-- Start --

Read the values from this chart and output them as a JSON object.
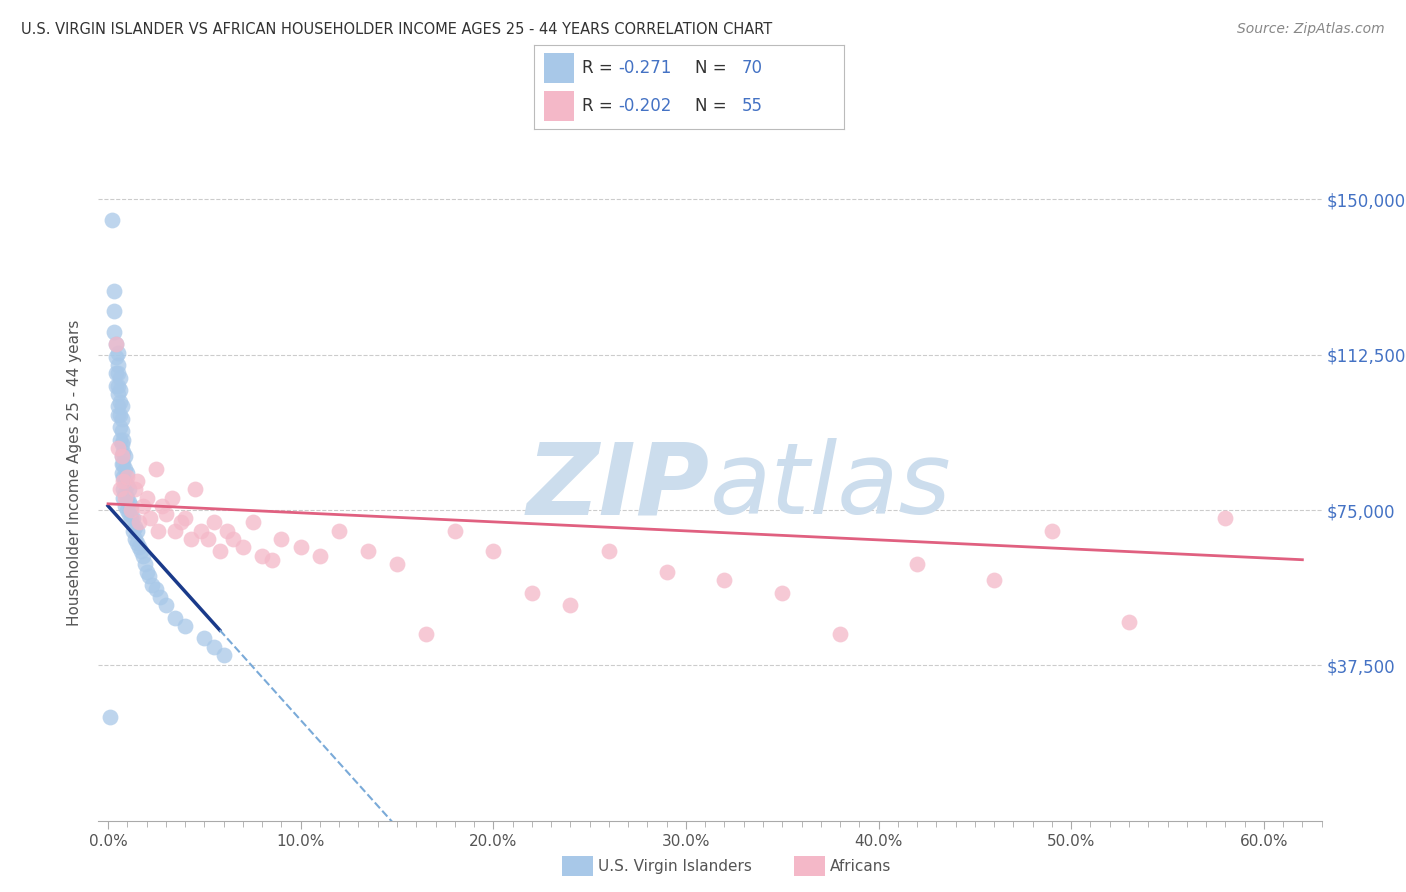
{
  "title": "U.S. VIRGIN ISLANDER VS AFRICAN HOUSEHOLDER INCOME AGES 25 - 44 YEARS CORRELATION CHART",
  "source": "Source: ZipAtlas.com",
  "ylabel": "Householder Income Ages 25 - 44 years",
  "xlabel_ticks": [
    "0.0%",
    "",
    "",
    "",
    "",
    "",
    "",
    "",
    "",
    "",
    "10.0%",
    "",
    "",
    "",
    "",
    "",
    "",
    "",
    "",
    "",
    "20.0%",
    "",
    "",
    "",
    "",
    "",
    "",
    "",
    "",
    "",
    "30.0%",
    "",
    "",
    "",
    "",
    "",
    "",
    "",
    "",
    "",
    "40.0%",
    "",
    "",
    "",
    "",
    "",
    "",
    "",
    "",
    "",
    "50.0%",
    "",
    "",
    "",
    "",
    "",
    "",
    "",
    "",
    "",
    "60.0%"
  ],
  "xlabel_vals_major": [
    0.0,
    0.1,
    0.2,
    0.3,
    0.4,
    0.5,
    0.6
  ],
  "xlabel_labels_major": [
    "0.0%",
    "10.0%",
    "20.0%",
    "30.0%",
    "40.0%",
    "50.0%",
    "60.0%"
  ],
  "ylabel_ticks": [
    "$37,500",
    "$75,000",
    "$112,500",
    "$150,000"
  ],
  "ylabel_vals": [
    37500,
    75000,
    112500,
    150000
  ],
  "ylim": [
    0,
    168000
  ],
  "xlim": [
    -0.005,
    0.63
  ],
  "legend_r_blue": "-0.271",
  "legend_n_blue": "70",
  "legend_r_pink": "-0.202",
  "legend_n_pink": "55",
  "blue_color": "#a8c8e8",
  "pink_color": "#f4b8c8",
  "line_blue": "#1a3a8a",
  "line_blue_dash": "#7aaad8",
  "line_pink": "#e06080",
  "watermark_color": "#ccdded",
  "blue_scatter_x": [
    0.001,
    0.002,
    0.003,
    0.003,
    0.003,
    0.004,
    0.004,
    0.004,
    0.004,
    0.005,
    0.005,
    0.005,
    0.005,
    0.005,
    0.005,
    0.005,
    0.006,
    0.006,
    0.006,
    0.006,
    0.006,
    0.006,
    0.007,
    0.007,
    0.007,
    0.007,
    0.007,
    0.007,
    0.007,
    0.008,
    0.008,
    0.008,
    0.008,
    0.008,
    0.008,
    0.009,
    0.009,
    0.009,
    0.009,
    0.009,
    0.01,
    0.01,
    0.01,
    0.01,
    0.011,
    0.011,
    0.011,
    0.012,
    0.012,
    0.013,
    0.013,
    0.014,
    0.014,
    0.015,
    0.015,
    0.016,
    0.017,
    0.018,
    0.019,
    0.02,
    0.021,
    0.023,
    0.025,
    0.027,
    0.03,
    0.035,
    0.04,
    0.05,
    0.055,
    0.06
  ],
  "blue_scatter_y": [
    25000,
    145000,
    128000,
    123000,
    118000,
    115000,
    112000,
    108000,
    105000,
    113000,
    110000,
    108000,
    105000,
    103000,
    100000,
    98000,
    107000,
    104000,
    101000,
    98000,
    95000,
    92000,
    100000,
    97000,
    94000,
    91000,
    88000,
    86000,
    84000,
    92000,
    89000,
    86000,
    83000,
    80000,
    78000,
    88000,
    85000,
    82000,
    79000,
    76000,
    84000,
    81000,
    78000,
    75000,
    80000,
    77000,
    74000,
    76000,
    73000,
    73000,
    70000,
    71000,
    68000,
    70000,
    67000,
    66000,
    65000,
    64000,
    62000,
    60000,
    59000,
    57000,
    56000,
    54000,
    52000,
    49000,
    47000,
    44000,
    42000,
    40000
  ],
  "pink_scatter_x": [
    0.004,
    0.005,
    0.006,
    0.007,
    0.008,
    0.009,
    0.01,
    0.012,
    0.014,
    0.015,
    0.016,
    0.018,
    0.02,
    0.022,
    0.025,
    0.026,
    0.028,
    0.03,
    0.033,
    0.035,
    0.038,
    0.04,
    0.043,
    0.045,
    0.048,
    0.052,
    0.055,
    0.058,
    0.062,
    0.065,
    0.07,
    0.075,
    0.08,
    0.085,
    0.09,
    0.1,
    0.11,
    0.12,
    0.135,
    0.15,
    0.165,
    0.18,
    0.2,
    0.22,
    0.24,
    0.26,
    0.29,
    0.32,
    0.35,
    0.38,
    0.42,
    0.46,
    0.49,
    0.53,
    0.58
  ],
  "pink_scatter_y": [
    115000,
    90000,
    80000,
    88000,
    82000,
    78000,
    83000,
    75000,
    80000,
    82000,
    72000,
    76000,
    78000,
    73000,
    85000,
    70000,
    76000,
    74000,
    78000,
    70000,
    72000,
    73000,
    68000,
    80000,
    70000,
    68000,
    72000,
    65000,
    70000,
    68000,
    66000,
    72000,
    64000,
    63000,
    68000,
    66000,
    64000,
    70000,
    65000,
    62000,
    45000,
    70000,
    65000,
    55000,
    52000,
    65000,
    60000,
    58000,
    55000,
    45000,
    62000,
    58000,
    70000,
    48000,
    73000
  ]
}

-- End --

- **What is being asked**
Leave out the pictures and output every record above precisely as given.

- **Solved problem**
Read the values from this chart and output them as a JSON object.
{
  "title": "U.S. VIRGIN ISLANDER VS AFRICAN HOUSEHOLDER INCOME AGES 25 - 44 YEARS CORRELATION CHART",
  "source": "Source: ZipAtlas.com",
  "ylabel": "Householder Income Ages 25 - 44 years",
  "xlabel_ticks": [
    "0.0%",
    "",
    "",
    "",
    "",
    "",
    "",
    "",
    "",
    "",
    "10.0%",
    "",
    "",
    "",
    "",
    "",
    "",
    "",
    "",
    "",
    "20.0%",
    "",
    "",
    "",
    "",
    "",
    "",
    "",
    "",
    "",
    "30.0%",
    "",
    "",
    "",
    "",
    "",
    "",
    "",
    "",
    "",
    "40.0%",
    "",
    "",
    "",
    "",
    "",
    "",
    "",
    "",
    "",
    "50.0%",
    "",
    "",
    "",
    "",
    "",
    "",
    "",
    "",
    "",
    "60.0%"
  ],
  "xlabel_vals_major": [
    0.0,
    0.1,
    0.2,
    0.3,
    0.4,
    0.5,
    0.6
  ],
  "xlabel_labels_major": [
    "0.0%",
    "10.0%",
    "20.0%",
    "30.0%",
    "40.0%",
    "50.0%",
    "60.0%"
  ],
  "ylabel_ticks": [
    "$37,500",
    "$75,000",
    "$112,500",
    "$150,000"
  ],
  "ylabel_vals": [
    37500,
    75000,
    112500,
    150000
  ],
  "ylim": [
    0,
    168000
  ],
  "xlim": [
    -0.005,
    0.63
  ],
  "legend_r_blue": "-0.271",
  "legend_n_blue": "70",
  "legend_r_pink": "-0.202",
  "legend_n_pink": "55",
  "blue_color": "#a8c8e8",
  "pink_color": "#f4b8c8",
  "line_blue": "#1a3a8a",
  "line_blue_dash": "#7aaad8",
  "line_pink": "#e06080",
  "watermark_color": "#ccdded",
  "blue_scatter_x": [
    0.001,
    0.002,
    0.003,
    0.003,
    0.003,
    0.004,
    0.004,
    0.004,
    0.004,
    0.005,
    0.005,
    0.005,
    0.005,
    0.005,
    0.005,
    0.005,
    0.006,
    0.006,
    0.006,
    0.006,
    0.006,
    0.006,
    0.007,
    0.007,
    0.007,
    0.007,
    0.007,
    0.007,
    0.007,
    0.008,
    0.008,
    0.008,
    0.008,
    0.008,
    0.008,
    0.009,
    0.009,
    0.009,
    0.009,
    0.009,
    0.01,
    0.01,
    0.01,
    0.01,
    0.011,
    0.011,
    0.011,
    0.012,
    0.012,
    0.013,
    0.013,
    0.014,
    0.014,
    0.015,
    0.015,
    0.016,
    0.017,
    0.018,
    0.019,
    0.02,
    0.021,
    0.023,
    0.025,
    0.027,
    0.03,
    0.035,
    0.04,
    0.05,
    0.055,
    0.06
  ],
  "blue_scatter_y": [
    25000,
    145000,
    128000,
    123000,
    118000,
    115000,
    112000,
    108000,
    105000,
    113000,
    110000,
    108000,
    105000,
    103000,
    100000,
    98000,
    107000,
    104000,
    101000,
    98000,
    95000,
    92000,
    100000,
    97000,
    94000,
    91000,
    88000,
    86000,
    84000,
    92000,
    89000,
    86000,
    83000,
    80000,
    78000,
    88000,
    85000,
    82000,
    79000,
    76000,
    84000,
    81000,
    78000,
    75000,
    80000,
    77000,
    74000,
    76000,
    73000,
    73000,
    70000,
    71000,
    68000,
    70000,
    67000,
    66000,
    65000,
    64000,
    62000,
    60000,
    59000,
    57000,
    56000,
    54000,
    52000,
    49000,
    47000,
    44000,
    42000,
    40000
  ],
  "pink_scatter_x": [
    0.004,
    0.005,
    0.006,
    0.007,
    0.008,
    0.009,
    0.01,
    0.012,
    0.014,
    0.015,
    0.016,
    0.018,
    0.02,
    0.022,
    0.025,
    0.026,
    0.028,
    0.03,
    0.033,
    0.035,
    0.038,
    0.04,
    0.043,
    0.045,
    0.048,
    0.052,
    0.055,
    0.058,
    0.062,
    0.065,
    0.07,
    0.075,
    0.08,
    0.085,
    0.09,
    0.1,
    0.11,
    0.12,
    0.135,
    0.15,
    0.165,
    0.18,
    0.2,
    0.22,
    0.24,
    0.26,
    0.29,
    0.32,
    0.35,
    0.38,
    0.42,
    0.46,
    0.49,
    0.53,
    0.58
  ],
  "pink_scatter_y": [
    115000,
    90000,
    80000,
    88000,
    82000,
    78000,
    83000,
    75000,
    80000,
    82000,
    72000,
    76000,
    78000,
    73000,
    85000,
    70000,
    76000,
    74000,
    78000,
    70000,
    72000,
    73000,
    68000,
    80000,
    70000,
    68000,
    72000,
    65000,
    70000,
    68000,
    66000,
    72000,
    64000,
    63000,
    68000,
    66000,
    64000,
    70000,
    65000,
    62000,
    45000,
    70000,
    65000,
    55000,
    52000,
    65000,
    60000,
    58000,
    55000,
    45000,
    62000,
    58000,
    70000,
    48000,
    73000
  ]
}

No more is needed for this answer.